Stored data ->
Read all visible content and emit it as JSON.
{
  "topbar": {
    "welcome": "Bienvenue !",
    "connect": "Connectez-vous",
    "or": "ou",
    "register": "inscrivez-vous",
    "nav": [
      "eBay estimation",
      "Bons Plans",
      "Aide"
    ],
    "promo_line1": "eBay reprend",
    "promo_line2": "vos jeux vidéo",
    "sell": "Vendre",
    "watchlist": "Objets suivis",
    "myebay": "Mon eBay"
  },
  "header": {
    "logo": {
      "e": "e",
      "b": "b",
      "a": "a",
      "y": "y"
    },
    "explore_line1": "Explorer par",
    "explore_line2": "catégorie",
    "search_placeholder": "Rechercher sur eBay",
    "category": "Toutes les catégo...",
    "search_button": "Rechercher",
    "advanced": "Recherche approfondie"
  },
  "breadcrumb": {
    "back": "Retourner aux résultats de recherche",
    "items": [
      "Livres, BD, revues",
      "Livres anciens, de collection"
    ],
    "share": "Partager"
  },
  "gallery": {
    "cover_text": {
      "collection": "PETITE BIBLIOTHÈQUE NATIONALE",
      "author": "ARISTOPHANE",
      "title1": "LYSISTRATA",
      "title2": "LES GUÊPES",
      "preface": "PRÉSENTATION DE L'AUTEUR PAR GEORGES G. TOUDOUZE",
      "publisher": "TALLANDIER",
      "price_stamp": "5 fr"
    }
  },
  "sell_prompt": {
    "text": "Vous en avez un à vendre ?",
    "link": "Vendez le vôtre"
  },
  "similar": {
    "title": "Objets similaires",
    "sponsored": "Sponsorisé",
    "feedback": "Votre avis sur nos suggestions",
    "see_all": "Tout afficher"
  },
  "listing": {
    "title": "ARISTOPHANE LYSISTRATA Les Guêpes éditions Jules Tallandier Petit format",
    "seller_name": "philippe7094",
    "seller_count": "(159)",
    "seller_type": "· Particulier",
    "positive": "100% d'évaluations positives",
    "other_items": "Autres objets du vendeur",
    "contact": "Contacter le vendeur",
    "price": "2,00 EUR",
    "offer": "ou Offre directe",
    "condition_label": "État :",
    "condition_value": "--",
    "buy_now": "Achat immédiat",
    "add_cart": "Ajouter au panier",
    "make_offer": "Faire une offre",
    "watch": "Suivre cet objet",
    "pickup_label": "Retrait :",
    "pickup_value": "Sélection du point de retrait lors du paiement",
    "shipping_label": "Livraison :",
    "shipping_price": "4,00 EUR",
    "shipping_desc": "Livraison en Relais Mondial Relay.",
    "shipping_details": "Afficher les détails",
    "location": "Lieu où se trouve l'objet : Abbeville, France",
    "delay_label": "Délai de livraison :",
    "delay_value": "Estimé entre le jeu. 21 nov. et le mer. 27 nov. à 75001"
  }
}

Directive -> Copy out every line of the listing that includes the string "Livres".

Task response ->
      "Livres, BD, revues",
      "Livres anciens, de collection"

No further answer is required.